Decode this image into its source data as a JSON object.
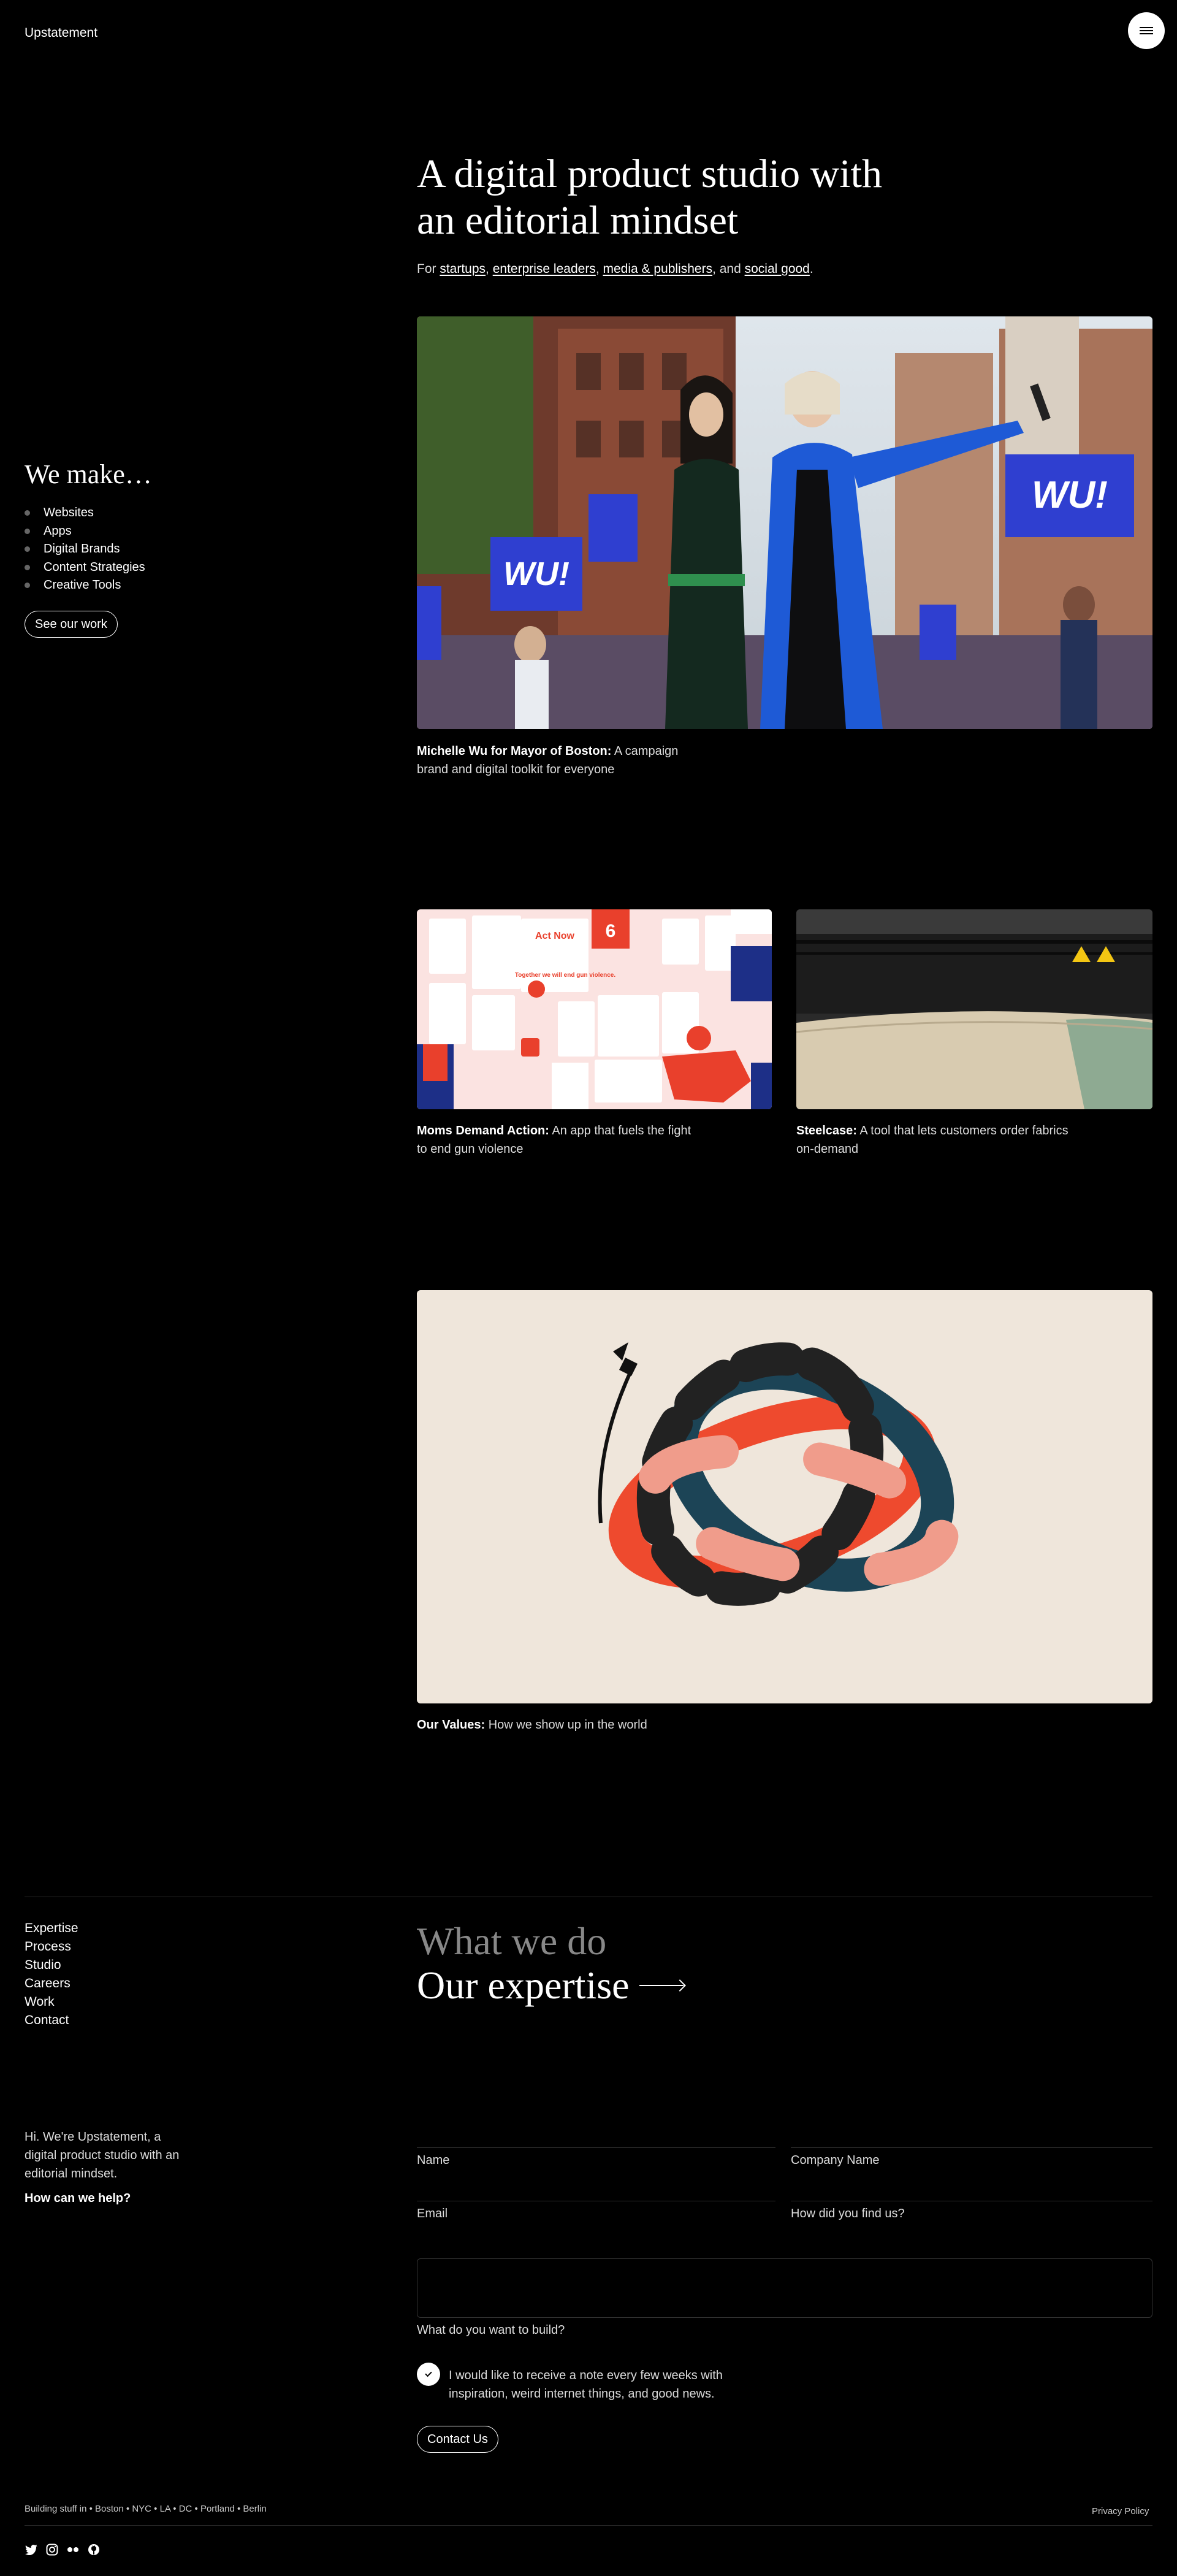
{
  "header": {
    "logo": "Upstatement",
    "menu_icon": "menu-icon"
  },
  "hero": {
    "title_line1": "A digital product studio with",
    "title_line2": "an editorial mindset",
    "sub_for": "For ",
    "sub_links": [
      "startups",
      "enterprise leaders",
      "media & publishers",
      "social good"
    ],
    "sub_sep1": ", ",
    "sub_sep2": ", ",
    "sub_sep3": ", and ",
    "sub_end": "."
  },
  "we_make": {
    "title": "We make…",
    "items": [
      "Websites",
      "Apps",
      "Digital Brands",
      "Content Strategies",
      "Creative Tools"
    ],
    "cta": "See our work"
  },
  "projects": [
    {
      "title": "Michelle Wu for Mayor of Boston:",
      "desc": " A campaign brand and digital toolkit for everyone",
      "sign_text": "WU!"
    },
    {
      "title": "Moms Demand Action:",
      "desc": " An app that fuels the fight to end gun violence",
      "poster_text": "Act Now",
      "poster_sub": "Together we will end gun violence.",
      "badge_num": "6"
    },
    {
      "title": "Steelcase:",
      "desc": " A tool that lets customers order fabrics on-demand"
    },
    {
      "title": "Our Values:",
      "desc": " How we show up in the world"
    }
  ],
  "footer": {
    "nav": [
      "Expertise",
      "Process",
      "Studio",
      "Careers",
      "Work",
      "Contact"
    ],
    "what_we_do": "What we do",
    "our_expertise": "Our expertise",
    "hi_text": "Hi. We're Upstatement, a digital product studio with an editorial mindset.",
    "help": "How can we help?",
    "form": {
      "name": "Name",
      "company": "Company Name",
      "email": "Email",
      "found": "How did you find us?",
      "build": "What do you want to build?",
      "newsletter": "I would like to receive a note every few weeks with inspiration, weird internet things, and good news.",
      "submit": "Contact Us"
    },
    "locations": "Building stuff in • Boston • NYC • LA • DC • Portland • Berlin",
    "privacy": "Privacy Policy",
    "socials": [
      "twitter-icon",
      "instagram-icon",
      "flickr-icon",
      "github-icon"
    ]
  },
  "colors": {
    "background": "#000000",
    "text": "#ffffff",
    "accent_blue": "#2f3fd0",
    "accent_red": "#ee4a2e",
    "cream": "#efe6db"
  }
}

========================================================================

[Given instruction]: Go through the entries above and print each one exactly, minus the pictures.

[In response]:
Decode this image into its source data as a JSON object.
{
  "header": {
    "logo": "Upstatement",
    "menu_icon": "menu-icon"
  },
  "hero": {
    "title_line1": "A digital product studio with",
    "title_line2": "an editorial mindset",
    "sub_for": "For ",
    "sub_links": [
      "startups",
      "enterprise leaders",
      "media & publishers",
      "social good"
    ],
    "sub_sep1": ", ",
    "sub_sep2": ", ",
    "sub_sep3": ", and ",
    "sub_end": "."
  },
  "we_make": {
    "title": "We make…",
    "items": [
      "Websites",
      "Apps",
      "Digital Brands",
      "Content Strategies",
      "Creative Tools"
    ],
    "cta": "See our work"
  },
  "projects": [
    {
      "title": "Michelle Wu for Mayor of Boston:",
      "desc": " A campaign brand and digital toolkit for everyone",
      "sign_text": "WU!"
    },
    {
      "title": "Moms Demand Action:",
      "desc": " An app that fuels the fight to end gun violence",
      "poster_text": "Act Now",
      "poster_sub": "Together we will end gun violence.",
      "badge_num": "6"
    },
    {
      "title": "Steelcase:",
      "desc": " A tool that lets customers order fabrics on-demand"
    },
    {
      "title": "Our Values:",
      "desc": " How we show up in the world"
    }
  ],
  "footer": {
    "nav": [
      "Expertise",
      "Process",
      "Studio",
      "Careers",
      "Work",
      "Contact"
    ],
    "what_we_do": "What we do",
    "our_expertise": "Our expertise",
    "hi_text": "Hi. We're Upstatement, a digital product studio with an editorial mindset.",
    "help": "How can we help?",
    "form": {
      "name": "Name",
      "company": "Company Name",
      "email": "Email",
      "found": "How did you find us?",
      "build": "What do you want to build?",
      "newsletter": "I would like to receive a note every few weeks with inspiration, weird internet things, and good news.",
      "submit": "Contact Us"
    },
    "locations": "Building stuff in • Boston • NYC • LA • DC • Portland • Berlin",
    "privacy": "Privacy Policy",
    "socials": [
      "twitter-icon",
      "instagram-icon",
      "flickr-icon",
      "github-icon"
    ]
  },
  "colors": {
    "background": "#000000",
    "text": "#ffffff",
    "accent_blue": "#2f3fd0",
    "accent_red": "#ee4a2e",
    "cream": "#efe6db"
  }
}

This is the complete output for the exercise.